• [What you have to do]:
A line counts if it contains the string "image"; say how many such lines there are, giving only the number.

• [Supplied material]:
= = = =
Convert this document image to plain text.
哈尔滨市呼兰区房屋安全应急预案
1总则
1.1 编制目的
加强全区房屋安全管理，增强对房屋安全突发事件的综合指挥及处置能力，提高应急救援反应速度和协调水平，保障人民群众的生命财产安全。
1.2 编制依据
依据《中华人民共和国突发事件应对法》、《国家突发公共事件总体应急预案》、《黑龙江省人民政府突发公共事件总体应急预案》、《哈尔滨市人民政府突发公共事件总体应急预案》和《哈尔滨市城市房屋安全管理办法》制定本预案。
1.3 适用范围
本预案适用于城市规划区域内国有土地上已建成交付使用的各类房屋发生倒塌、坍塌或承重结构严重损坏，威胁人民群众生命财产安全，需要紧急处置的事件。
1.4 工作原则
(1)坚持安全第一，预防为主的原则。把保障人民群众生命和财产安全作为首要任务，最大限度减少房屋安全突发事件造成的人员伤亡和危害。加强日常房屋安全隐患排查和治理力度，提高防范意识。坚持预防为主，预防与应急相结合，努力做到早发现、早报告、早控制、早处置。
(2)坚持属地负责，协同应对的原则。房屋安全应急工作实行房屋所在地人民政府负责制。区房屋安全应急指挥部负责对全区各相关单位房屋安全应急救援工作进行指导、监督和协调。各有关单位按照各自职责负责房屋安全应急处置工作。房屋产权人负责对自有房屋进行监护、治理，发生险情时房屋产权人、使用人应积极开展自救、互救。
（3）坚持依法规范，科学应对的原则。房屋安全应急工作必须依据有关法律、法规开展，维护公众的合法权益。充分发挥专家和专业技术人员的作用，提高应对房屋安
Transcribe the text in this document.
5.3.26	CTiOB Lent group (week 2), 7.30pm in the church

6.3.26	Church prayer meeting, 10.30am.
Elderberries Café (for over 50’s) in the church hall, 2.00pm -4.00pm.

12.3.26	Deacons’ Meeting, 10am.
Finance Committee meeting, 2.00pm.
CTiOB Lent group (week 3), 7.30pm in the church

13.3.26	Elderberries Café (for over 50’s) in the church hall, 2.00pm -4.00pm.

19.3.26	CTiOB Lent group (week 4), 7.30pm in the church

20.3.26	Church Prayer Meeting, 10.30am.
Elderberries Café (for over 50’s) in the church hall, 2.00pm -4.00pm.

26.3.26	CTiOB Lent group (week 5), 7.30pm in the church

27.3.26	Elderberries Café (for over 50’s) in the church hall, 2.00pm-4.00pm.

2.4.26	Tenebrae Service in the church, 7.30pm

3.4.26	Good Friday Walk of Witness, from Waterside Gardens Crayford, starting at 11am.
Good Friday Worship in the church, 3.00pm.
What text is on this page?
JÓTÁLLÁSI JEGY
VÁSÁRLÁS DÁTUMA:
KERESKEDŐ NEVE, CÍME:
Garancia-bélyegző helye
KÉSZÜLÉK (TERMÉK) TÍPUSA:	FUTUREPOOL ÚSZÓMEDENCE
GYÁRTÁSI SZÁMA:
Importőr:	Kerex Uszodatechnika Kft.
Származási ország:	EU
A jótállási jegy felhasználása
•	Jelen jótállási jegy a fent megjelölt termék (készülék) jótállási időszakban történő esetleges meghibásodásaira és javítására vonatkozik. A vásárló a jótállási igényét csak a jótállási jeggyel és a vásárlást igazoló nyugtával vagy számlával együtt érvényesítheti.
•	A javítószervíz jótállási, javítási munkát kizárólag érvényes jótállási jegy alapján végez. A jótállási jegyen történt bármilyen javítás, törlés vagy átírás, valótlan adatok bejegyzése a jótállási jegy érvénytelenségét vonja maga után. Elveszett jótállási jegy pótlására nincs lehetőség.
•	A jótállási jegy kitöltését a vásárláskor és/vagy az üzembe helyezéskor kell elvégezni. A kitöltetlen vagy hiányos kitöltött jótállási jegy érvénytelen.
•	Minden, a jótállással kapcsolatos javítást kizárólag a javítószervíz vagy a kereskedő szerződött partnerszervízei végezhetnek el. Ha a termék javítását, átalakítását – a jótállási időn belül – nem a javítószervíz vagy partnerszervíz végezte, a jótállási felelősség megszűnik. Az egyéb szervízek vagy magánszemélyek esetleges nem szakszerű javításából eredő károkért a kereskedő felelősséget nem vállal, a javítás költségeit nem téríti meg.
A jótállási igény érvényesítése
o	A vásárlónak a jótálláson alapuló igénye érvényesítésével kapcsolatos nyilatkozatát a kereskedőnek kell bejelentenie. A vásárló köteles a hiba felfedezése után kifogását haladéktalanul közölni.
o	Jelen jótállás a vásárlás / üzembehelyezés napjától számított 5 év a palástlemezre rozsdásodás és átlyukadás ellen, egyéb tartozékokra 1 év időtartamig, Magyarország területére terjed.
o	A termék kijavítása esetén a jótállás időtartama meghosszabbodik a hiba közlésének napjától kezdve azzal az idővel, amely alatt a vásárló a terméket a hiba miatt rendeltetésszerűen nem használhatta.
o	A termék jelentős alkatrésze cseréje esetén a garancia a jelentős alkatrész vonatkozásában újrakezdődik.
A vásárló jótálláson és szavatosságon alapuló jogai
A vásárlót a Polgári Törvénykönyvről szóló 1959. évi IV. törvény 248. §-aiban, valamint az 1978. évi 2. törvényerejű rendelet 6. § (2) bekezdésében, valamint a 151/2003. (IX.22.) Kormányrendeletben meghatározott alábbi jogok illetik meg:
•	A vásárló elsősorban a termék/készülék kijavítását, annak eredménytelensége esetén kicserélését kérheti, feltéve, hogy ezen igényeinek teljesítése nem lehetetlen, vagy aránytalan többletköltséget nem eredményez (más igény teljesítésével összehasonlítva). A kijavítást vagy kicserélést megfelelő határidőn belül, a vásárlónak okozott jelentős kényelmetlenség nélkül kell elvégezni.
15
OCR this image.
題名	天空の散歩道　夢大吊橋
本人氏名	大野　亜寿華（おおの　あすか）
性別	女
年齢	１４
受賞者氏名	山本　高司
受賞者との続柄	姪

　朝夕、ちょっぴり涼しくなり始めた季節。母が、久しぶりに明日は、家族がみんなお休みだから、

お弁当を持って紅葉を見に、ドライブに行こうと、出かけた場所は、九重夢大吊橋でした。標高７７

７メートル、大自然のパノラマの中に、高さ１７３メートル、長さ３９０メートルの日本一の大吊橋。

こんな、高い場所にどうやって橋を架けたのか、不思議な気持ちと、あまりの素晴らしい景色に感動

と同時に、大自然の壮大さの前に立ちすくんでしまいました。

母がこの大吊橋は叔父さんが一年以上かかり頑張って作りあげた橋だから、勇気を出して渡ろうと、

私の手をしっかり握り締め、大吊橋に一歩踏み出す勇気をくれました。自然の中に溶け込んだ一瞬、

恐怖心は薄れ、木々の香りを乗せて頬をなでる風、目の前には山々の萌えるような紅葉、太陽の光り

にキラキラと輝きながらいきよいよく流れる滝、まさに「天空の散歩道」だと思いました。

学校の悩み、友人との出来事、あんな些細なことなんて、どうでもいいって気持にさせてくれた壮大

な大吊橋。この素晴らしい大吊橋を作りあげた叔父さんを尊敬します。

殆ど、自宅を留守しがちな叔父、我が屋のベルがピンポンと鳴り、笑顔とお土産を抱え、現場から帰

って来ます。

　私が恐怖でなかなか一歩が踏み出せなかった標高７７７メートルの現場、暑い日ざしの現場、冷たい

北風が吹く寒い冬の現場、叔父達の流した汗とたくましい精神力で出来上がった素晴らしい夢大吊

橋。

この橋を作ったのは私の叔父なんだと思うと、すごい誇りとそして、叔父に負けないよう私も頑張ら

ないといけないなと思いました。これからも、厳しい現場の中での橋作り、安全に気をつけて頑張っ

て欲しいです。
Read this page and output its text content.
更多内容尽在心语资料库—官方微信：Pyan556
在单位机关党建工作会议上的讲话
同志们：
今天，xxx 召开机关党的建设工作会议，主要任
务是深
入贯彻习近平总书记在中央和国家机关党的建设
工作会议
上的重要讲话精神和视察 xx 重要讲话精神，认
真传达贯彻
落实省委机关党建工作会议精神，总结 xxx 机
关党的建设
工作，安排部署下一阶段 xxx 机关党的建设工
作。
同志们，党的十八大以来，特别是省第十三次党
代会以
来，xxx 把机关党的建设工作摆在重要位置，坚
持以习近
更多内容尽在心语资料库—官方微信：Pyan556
= = = =
• [Expected output]:
2